[Work to be completed]: Output only the lines from the one holding "Type out the text in this image." to the end of the data below, please, copied exactly.

[Data excerpts]:
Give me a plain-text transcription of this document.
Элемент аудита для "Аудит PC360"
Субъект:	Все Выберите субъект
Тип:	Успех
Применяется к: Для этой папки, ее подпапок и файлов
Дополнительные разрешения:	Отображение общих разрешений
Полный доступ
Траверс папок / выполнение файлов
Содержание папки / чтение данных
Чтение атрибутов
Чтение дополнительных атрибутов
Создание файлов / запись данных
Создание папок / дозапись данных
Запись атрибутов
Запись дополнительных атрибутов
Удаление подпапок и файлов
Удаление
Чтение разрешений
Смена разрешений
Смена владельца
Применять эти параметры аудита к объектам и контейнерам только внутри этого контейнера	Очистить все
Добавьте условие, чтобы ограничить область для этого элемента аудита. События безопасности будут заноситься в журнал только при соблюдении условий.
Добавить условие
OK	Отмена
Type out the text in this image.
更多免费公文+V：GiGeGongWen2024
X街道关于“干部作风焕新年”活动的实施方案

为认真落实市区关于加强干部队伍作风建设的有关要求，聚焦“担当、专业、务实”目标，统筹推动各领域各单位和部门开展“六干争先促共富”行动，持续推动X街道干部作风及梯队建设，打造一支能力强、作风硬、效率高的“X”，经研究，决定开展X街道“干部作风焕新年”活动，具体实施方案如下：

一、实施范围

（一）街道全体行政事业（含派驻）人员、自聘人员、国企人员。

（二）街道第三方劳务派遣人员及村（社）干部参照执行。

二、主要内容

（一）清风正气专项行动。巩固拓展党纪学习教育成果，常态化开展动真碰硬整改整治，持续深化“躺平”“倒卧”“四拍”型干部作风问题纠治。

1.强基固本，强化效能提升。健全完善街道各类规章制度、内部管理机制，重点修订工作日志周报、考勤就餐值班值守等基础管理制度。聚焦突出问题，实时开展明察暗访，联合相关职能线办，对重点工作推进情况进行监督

[Correct result]:
Type out the text in this image.
更多免费公文+V：GiGeGongWen2024
X街道关于“干部作风焕新年”活动的实施方案

为认真落实市区关于加强干部队伍作风建设的有关要求，聚焦“担当、专业、务实”目标，统筹推动各领域各单位和部门开展“六干争先促共富”行动，持续推动X街道干部作风及梯队建设，打造一支能力强、作风硬、效率高的“X”，经研究，决定开展X街道“干部作风焕新年”活动，具体实施方案如下：

一、实施范围

（一）街道全体行政事业（含派驻）人员、自聘人员、国企人员。

（二）街道第三方劳务派遣人员及村（社）干部参照执行。

二、主要内容

（一）清风正气专项行动。巩固拓展党纪学习教育成果，常态化开展动真碰硬整改整治，持续深化“躺平”“倒卧”“四拍”型干部作风问题纠治。

1.强基固本，强化效能提升。健全完善街道各类规章制度、内部管理机制，重点修订工作日志周报、考勤就餐值班值守等基础管理制度。聚焦突出问题，实时开展明察暗访，联合相关职能线办，对重点工作推进情况进行监督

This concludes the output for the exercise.